Remaja adalah masa transisi dari anak-anak menuju remaja yang terjadi pada usia 10-19 tahun. Bukan hanya fisik, pada masa ini terjadi perkembangan psikologi remaja dalam aspek emosional maupun sosial. Mereka mulai mencari jati dirinya. Tidak jarang jika salah penanganan, mereka akan memberontak ketika dinasehati.
Hal ini pulalah yang terjadi pada anak-anak kelas 6 di sekolah saya. Banyak guru yang mengeluh karena anak-anak pada usia tersebut sudah mulai susah diatur. Tiap harinya ada saja perilaku mereka yang dianggap “nakal” sehingga guru merasa kewalahan. Belum lagi ketika mendengar curahan hati beberapa orangtua via WA maupun secara langsung yang mengeluhkan perubahan perilaku anaknya. Lalu sebagai guru apa yang seharusnya kita lakukan.

BARIS DATA -
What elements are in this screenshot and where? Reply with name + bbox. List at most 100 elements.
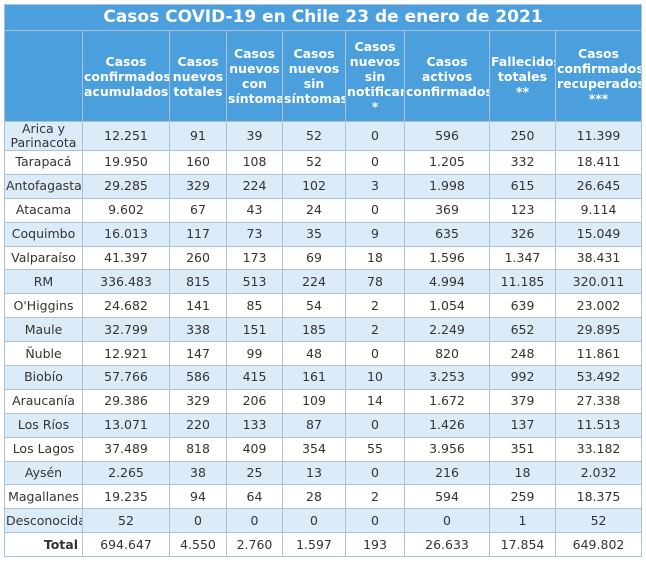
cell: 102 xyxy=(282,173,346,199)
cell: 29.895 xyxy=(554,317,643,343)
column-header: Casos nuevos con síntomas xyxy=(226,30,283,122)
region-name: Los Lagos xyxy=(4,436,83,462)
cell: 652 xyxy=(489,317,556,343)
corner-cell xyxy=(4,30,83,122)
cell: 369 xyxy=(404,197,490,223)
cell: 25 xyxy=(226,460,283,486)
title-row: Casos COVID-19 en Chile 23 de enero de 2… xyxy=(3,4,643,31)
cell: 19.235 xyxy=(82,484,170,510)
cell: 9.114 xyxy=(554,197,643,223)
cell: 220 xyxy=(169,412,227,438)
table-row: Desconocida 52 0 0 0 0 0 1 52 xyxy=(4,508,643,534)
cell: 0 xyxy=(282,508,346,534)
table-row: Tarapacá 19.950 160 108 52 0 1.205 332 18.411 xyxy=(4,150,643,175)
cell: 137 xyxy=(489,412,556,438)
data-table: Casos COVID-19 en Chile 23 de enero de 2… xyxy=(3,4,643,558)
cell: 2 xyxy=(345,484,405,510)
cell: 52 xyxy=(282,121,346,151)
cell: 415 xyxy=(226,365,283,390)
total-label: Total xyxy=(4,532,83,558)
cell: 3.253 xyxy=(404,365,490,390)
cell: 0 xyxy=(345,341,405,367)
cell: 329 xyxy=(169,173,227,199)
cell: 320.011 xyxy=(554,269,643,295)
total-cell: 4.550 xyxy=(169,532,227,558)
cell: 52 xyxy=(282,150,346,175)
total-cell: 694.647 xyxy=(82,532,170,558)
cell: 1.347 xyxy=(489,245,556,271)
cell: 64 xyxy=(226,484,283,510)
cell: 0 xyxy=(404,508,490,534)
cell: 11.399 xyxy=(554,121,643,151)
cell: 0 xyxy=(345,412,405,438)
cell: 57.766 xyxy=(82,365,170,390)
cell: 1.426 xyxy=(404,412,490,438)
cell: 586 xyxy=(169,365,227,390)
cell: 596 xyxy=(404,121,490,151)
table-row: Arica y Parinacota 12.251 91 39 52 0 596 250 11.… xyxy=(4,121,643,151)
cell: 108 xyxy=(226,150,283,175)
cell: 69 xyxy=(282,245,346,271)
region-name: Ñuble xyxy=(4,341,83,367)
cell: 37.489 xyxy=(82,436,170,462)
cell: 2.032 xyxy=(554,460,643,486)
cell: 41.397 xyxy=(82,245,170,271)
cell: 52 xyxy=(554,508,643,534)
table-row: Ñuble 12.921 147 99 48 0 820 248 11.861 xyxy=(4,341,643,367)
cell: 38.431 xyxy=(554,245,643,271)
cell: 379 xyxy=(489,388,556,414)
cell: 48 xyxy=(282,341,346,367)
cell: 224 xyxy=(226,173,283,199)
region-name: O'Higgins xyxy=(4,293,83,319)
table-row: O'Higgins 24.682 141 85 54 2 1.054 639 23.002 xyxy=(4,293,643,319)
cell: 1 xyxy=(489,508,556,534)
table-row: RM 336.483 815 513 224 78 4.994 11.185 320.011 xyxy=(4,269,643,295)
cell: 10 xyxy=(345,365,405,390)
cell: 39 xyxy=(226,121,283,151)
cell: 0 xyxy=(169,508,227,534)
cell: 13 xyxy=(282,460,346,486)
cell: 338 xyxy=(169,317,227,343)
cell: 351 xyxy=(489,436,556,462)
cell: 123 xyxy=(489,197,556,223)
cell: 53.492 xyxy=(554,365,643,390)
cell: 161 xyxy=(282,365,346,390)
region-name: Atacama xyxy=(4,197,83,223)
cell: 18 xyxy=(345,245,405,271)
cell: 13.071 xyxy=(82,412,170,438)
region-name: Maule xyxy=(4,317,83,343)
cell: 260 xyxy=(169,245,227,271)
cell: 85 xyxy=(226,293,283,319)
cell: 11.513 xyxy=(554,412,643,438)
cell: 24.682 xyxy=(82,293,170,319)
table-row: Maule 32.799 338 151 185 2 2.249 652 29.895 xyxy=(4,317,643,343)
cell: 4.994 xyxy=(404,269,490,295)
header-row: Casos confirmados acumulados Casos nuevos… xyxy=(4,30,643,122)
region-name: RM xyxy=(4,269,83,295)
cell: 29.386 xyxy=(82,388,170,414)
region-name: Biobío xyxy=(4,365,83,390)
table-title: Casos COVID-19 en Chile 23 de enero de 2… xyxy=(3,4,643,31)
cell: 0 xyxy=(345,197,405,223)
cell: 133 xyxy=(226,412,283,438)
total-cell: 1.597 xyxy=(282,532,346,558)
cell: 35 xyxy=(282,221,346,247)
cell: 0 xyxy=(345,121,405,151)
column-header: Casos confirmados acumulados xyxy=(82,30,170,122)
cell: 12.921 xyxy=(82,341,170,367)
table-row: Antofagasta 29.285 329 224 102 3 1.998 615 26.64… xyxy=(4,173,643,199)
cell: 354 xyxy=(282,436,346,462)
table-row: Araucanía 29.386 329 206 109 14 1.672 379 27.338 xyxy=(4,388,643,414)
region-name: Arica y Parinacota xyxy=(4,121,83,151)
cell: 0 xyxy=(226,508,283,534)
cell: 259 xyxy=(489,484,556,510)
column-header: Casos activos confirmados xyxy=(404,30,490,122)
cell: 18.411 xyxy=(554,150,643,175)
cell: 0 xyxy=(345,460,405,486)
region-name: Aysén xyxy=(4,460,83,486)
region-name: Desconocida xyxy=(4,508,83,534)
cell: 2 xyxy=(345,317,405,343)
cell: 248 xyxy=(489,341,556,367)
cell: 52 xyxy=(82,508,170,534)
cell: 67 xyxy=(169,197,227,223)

LATIHAN - Salin tanpa perubahan bagian teks tentang masa remaja di atas, antara "Remaja adalah masa" dan "memberontak ketika dinasehati.", termasuk kedua ujungnya.

PEMBAHASAN SOAL -
Remaja adalah masa transisi dari anak-anak menuju remaja yang terjadi pada usia 10-19 tahun. Bukan hanya fisik, pada masa ini terjadi perkembangan psikologi remaja dalam aspek emosional maupun sosial. Mereka mulai mencari jati dirinya. Tidak jarang jika salah penanganan, mereka akan memberontak ketika dinasehati.